* Job: Work out how many lines in the entries below include the word "marker". Give nothing but the number.

* Material supplied:
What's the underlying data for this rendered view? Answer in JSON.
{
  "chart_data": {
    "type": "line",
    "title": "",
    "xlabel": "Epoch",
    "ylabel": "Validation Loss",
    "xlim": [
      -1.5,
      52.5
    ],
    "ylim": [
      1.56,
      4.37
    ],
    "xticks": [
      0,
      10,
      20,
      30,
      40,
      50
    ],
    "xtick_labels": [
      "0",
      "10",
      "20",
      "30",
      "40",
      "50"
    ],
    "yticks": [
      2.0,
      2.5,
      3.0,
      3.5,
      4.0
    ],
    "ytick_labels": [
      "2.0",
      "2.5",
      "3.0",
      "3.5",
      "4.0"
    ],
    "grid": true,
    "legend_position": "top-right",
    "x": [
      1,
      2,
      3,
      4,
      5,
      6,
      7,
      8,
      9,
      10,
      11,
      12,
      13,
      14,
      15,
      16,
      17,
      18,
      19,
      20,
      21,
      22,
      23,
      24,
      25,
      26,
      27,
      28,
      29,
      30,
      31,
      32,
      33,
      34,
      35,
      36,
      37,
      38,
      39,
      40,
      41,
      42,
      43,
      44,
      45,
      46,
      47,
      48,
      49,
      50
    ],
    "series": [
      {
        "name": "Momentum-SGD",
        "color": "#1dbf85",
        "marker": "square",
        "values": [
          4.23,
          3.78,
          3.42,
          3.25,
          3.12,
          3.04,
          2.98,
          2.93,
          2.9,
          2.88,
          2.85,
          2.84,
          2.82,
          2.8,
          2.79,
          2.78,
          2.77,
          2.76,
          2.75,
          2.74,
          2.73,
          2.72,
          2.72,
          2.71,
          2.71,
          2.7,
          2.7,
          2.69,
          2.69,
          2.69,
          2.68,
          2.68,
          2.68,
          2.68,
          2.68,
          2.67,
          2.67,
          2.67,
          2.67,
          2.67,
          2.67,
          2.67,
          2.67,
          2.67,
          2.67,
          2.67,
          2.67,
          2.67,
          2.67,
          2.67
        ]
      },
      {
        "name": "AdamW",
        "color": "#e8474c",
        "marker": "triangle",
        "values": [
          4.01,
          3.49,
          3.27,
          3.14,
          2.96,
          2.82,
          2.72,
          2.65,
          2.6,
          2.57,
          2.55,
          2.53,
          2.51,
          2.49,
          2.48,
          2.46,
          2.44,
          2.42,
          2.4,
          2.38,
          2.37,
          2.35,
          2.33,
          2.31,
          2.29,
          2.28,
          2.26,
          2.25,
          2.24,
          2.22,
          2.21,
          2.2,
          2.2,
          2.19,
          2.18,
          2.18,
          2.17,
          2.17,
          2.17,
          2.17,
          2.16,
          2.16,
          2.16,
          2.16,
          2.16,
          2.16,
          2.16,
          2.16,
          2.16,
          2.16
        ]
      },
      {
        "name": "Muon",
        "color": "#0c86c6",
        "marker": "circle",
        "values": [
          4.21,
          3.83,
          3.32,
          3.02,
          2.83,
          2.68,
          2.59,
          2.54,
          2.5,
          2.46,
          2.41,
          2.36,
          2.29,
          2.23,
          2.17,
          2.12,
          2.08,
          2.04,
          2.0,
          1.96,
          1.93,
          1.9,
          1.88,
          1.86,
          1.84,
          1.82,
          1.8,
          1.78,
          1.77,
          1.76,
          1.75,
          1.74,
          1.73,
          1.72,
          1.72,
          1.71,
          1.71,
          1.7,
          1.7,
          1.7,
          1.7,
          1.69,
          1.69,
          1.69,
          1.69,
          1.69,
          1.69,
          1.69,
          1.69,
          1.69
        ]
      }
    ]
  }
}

* Task solution: 3